**WHAT YOU NEED TO DO:**
In the material below, the lines containing the word "temperature" are required; copy each of them.

**RECORDED INFORMATION:**
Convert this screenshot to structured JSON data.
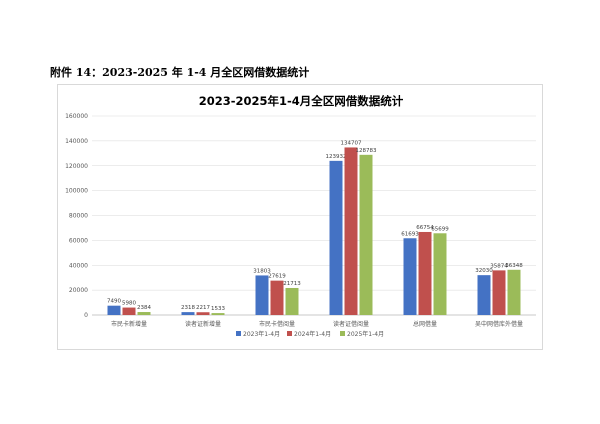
{
  "caption": "附件 14：2023-2025 年 1-4 月全区网借数据统计",
  "chart_data": {
    "type": "bar",
    "title": "2023-2025年1-4月全区网借数据统计",
    "categories": [
      "市民卡新增量",
      "读者证新增量",
      "市民卡借阅量",
      "读者证借阅量",
      "总网借量",
      "吴中网借库外借量"
    ],
    "series": [
      {
        "name": "2023年1-4月",
        "color": "#4472c4",
        "values": [
          7490,
          2318,
          31803,
          123932,
          61693,
          32030
        ]
      },
      {
        "name": "2024年1-4月",
        "color": "#c0504d",
        "values": [
          5980,
          2217,
          27619,
          134707,
          66754,
          35874
        ]
      },
      {
        "name": "2025年1-4月",
        "color": "#9bbb59",
        "values": [
          2384,
          1533,
          21713,
          128783,
          65699,
          36348
        ]
      }
    ],
    "ylim": [
      0,
      160000
    ],
    "yticks": [
      0,
      20000,
      40000,
      60000,
      80000,
      100000,
      120000,
      140000,
      160000
    ],
    "grid": true,
    "legend": "bottom"
  }
}
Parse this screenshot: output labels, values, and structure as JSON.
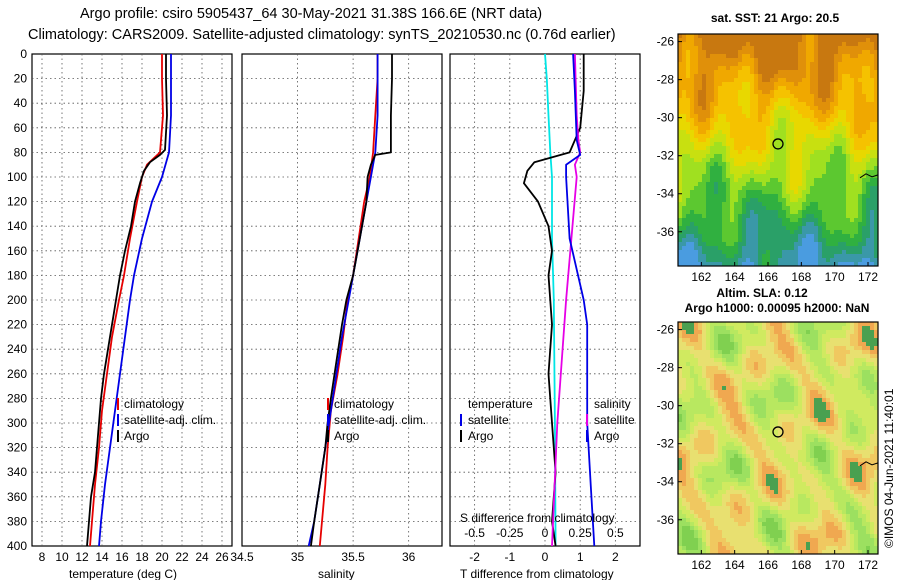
{
  "header": {
    "line1": "Argo profile: csiro 5905437_64 30-May-2021 31.38S 166.6E (NRT data)",
    "line2": "Climatology: CARS2009. Satellite-adjusted climatology: synTS_20210530.nc (0.76d earlier)"
  },
  "colors": {
    "climatology": "#e60000",
    "satellite": "#0000e6",
    "argo": "#000000",
    "temp_diff": "#00e5e5",
    "sal_diff": "#e600e6",
    "sal_satellite_diff": "#e600e6"
  },
  "chart_data": [
    {
      "id": "temperature",
      "type": "line",
      "xlabel": "temperature (deg C)",
      "ylabel": "",
      "xlim": [
        7,
        27
      ],
      "ylim": [
        400,
        0
      ],
      "x_ticks": [
        "8",
        "10",
        "12",
        "14",
        "16",
        "18",
        "20",
        "22",
        "24",
        "26"
      ],
      "x_tick_values": [
        8,
        10,
        12,
        14,
        16,
        18,
        20,
        22,
        24,
        26
      ],
      "y_ticks": [
        "0",
        "20",
        "40",
        "60",
        "80",
        "100",
        "120",
        "140",
        "160",
        "180",
        "200",
        "220",
        "240",
        "260",
        "280",
        "300",
        "320",
        "340",
        "360",
        "380",
        "400"
      ],
      "y_tick_values": [
        0,
        20,
        40,
        60,
        80,
        100,
        120,
        140,
        160,
        180,
        200,
        220,
        240,
        260,
        280,
        300,
        320,
        340,
        360,
        380,
        400
      ],
      "legend": [
        "climatology",
        "satellite-adj. clim.",
        "Argo"
      ],
      "series": [
        {
          "name": "climatology",
          "color": "red",
          "depth": [
            0,
            20,
            50,
            80,
            90,
            100,
            120,
            150,
            180,
            200,
            230,
            260,
            290,
            320,
            350,
            380,
            400
          ],
          "values": [
            20.0,
            20.0,
            20.1,
            19.8,
            18.5,
            18.0,
            17.5,
            16.8,
            16.2,
            15.7,
            15.0,
            14.5,
            14.0,
            13.7,
            13.3,
            13.0,
            12.8
          ]
        },
        {
          "name": "satellite-adj. clim.",
          "color": "blue",
          "depth": [
            0,
            20,
            50,
            80,
            100,
            120,
            150,
            180,
            200,
            230,
            260,
            290,
            320,
            350,
            380,
            400
          ],
          "values": [
            20.9,
            20.9,
            20.9,
            20.7,
            20.0,
            19.0,
            18.0,
            17.2,
            16.8,
            16.3,
            15.8,
            15.3,
            14.8,
            14.3,
            13.9,
            13.7
          ]
        },
        {
          "name": "Argo",
          "color": "black",
          "depth": [
            0,
            20,
            50,
            78,
            82,
            88,
            95,
            105,
            120,
            140,
            160,
            180,
            200,
            220,
            240,
            260,
            280,
            300,
            320,
            340,
            360,
            380,
            400
          ],
          "values": [
            20.4,
            20.4,
            20.5,
            20.3,
            19.8,
            18.8,
            18.2,
            17.8,
            17.3,
            16.9,
            16.3,
            15.8,
            15.4,
            15.0,
            14.6,
            14.2,
            13.9,
            13.7,
            13.5,
            13.3,
            12.9,
            12.7,
            12.5
          ]
        }
      ]
    },
    {
      "id": "salinity",
      "type": "line",
      "xlabel": "salinity",
      "ylabel": "",
      "xlim": [
        34.5,
        36.3
      ],
      "ylim": [
        400,
        0
      ],
      "x_ticks": [
        "34.5",
        "35",
        "35.5",
        "36"
      ],
      "x_tick_values": [
        34.5,
        35,
        35.5,
        36
      ],
      "legend": [
        "climatology",
        "satellite-adj. clim.",
        "Argo"
      ],
      "series": [
        {
          "name": "climatology",
          "color": "red",
          "depth": [
            0,
            20,
            50,
            80,
            100,
            120,
            150,
            180,
            200,
            230,
            260,
            290,
            320,
            350,
            380,
            400
          ],
          "values": [
            35.72,
            35.72,
            35.7,
            35.68,
            35.65,
            35.6,
            35.55,
            35.5,
            35.45,
            35.41,
            35.36,
            35.3,
            35.27,
            35.25,
            35.22,
            35.2
          ]
        },
        {
          "name": "satellite-adj. clim.",
          "color": "blue",
          "depth": [
            0,
            20,
            50,
            80,
            100,
            120,
            150,
            180,
            200,
            230,
            260,
            290,
            320,
            350,
            380,
            400
          ],
          "values": [
            35.72,
            35.72,
            35.72,
            35.7,
            35.66,
            35.62,
            35.56,
            35.5,
            35.46,
            35.4,
            35.35,
            35.3,
            35.25,
            35.2,
            35.15,
            35.1
          ]
        },
        {
          "name": "Argo",
          "color": "black",
          "depth": [
            0,
            20,
            50,
            80,
            82,
            90,
            100,
            120,
            140,
            160,
            180,
            200,
            220,
            250,
            280,
            300,
            320,
            350,
            380,
            400
          ],
          "values": [
            35.85,
            35.85,
            35.84,
            35.84,
            35.7,
            35.66,
            35.63,
            35.62,
            35.58,
            35.54,
            35.5,
            35.44,
            35.4,
            35.35,
            35.3,
            35.27,
            35.25,
            35.2,
            35.15,
            35.12
          ]
        }
      ]
    },
    {
      "id": "differences",
      "type": "line",
      "xlabel": "T difference from climatology",
      "top_label": "S difference from climatology",
      "xlim": [
        -2.7,
        2.7
      ],
      "ylim": [
        400,
        0
      ],
      "x_ticks": [
        "-2",
        "-1",
        "0",
        "1",
        "2"
      ],
      "x_tick_values": [
        -2,
        -1,
        0,
        1,
        2
      ],
      "top_ticks": [
        "-0.5",
        "-0.25",
        "0",
        "0.25",
        "0.5"
      ],
      "top_tick_values": [
        -0.5,
        -0.25,
        0,
        0.25,
        0.5
      ],
      "legend_left": [
        "temperature",
        "satellite",
        "Argo"
      ],
      "legend_right": [
        "salinity",
        "satellite",
        "Argo"
      ],
      "series": [
        {
          "name": "temperature satellite",
          "color": "cyan",
          "depth": [
            0,
            20,
            50,
            80,
            100,
            150,
            200,
            300,
            400
          ],
          "values": [
            0.0,
            0.05,
            0.1,
            0.15,
            0.2,
            0.2,
            0.25,
            0.28,
            0.3
          ]
        },
        {
          "name": "temperature Argo",
          "color": "black",
          "depth": [
            0,
            30,
            60,
            80,
            88,
            95,
            105,
            120,
            140,
            160,
            180,
            220,
            260,
            300,
            340,
            380,
            400
          ],
          "values": [
            1.1,
            1.1,
            1.0,
            0.7,
            -0.3,
            -0.5,
            -0.6,
            -0.2,
            0.1,
            0.2,
            0.1,
            0.2,
            0.1,
            0.2,
            0.3,
            0.2,
            0.3
          ]
        },
        {
          "name": "salinity satellite",
          "color": "magenta",
          "depth": [
            0,
            20,
            50,
            70,
            80,
            90,
            100,
            150,
            200,
            300,
            400
          ],
          "values": [
            0.85,
            0.87,
            0.9,
            0.95,
            1.0,
            0.85,
            0.9,
            0.75,
            0.6,
            0.35,
            0.2
          ]
        },
        {
          "name": "salinity Argo",
          "color": "blue",
          "depth": [
            0,
            30,
            70,
            82,
            90,
            100,
            150,
            200,
            220,
            300,
            350,
            400
          ],
          "values": [
            0.8,
            0.85,
            0.9,
            1.0,
            0.6,
            0.6,
            0.7,
            1.1,
            1.2,
            1.2,
            1.3,
            1.4
          ]
        }
      ]
    }
  ],
  "maps": [
    {
      "id": "sst_map",
      "title": "sat. SST: 21 Argo: 20.5",
      "lat_ticks": [
        "-26",
        "-28",
        "-30",
        "-32",
        "-34",
        "-36"
      ],
      "lon_ticks": [
        "162",
        "164",
        "166",
        "168",
        "170",
        "172"
      ]
    },
    {
      "id": "sla_map",
      "title1": "Altim. SLA: 0.12",
      "title2": "Argo h1000: 0.00095 h2000: NaN",
      "lat_ticks": [
        "-26",
        "-28",
        "-30",
        "-32",
        "-34",
        "-36"
      ],
      "lon_ticks": [
        "162",
        "164",
        "166",
        "168",
        "170",
        "172"
      ]
    }
  ],
  "credit": "©IMOS 04-Jun-2021 11:40:01"
}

**TASK ANSWER:**
      "id": "temperature",
      "xlabel": "temperature (deg C)",
        "temperature",
          "name": "temperature satellite",
          "name": "temperature Argo",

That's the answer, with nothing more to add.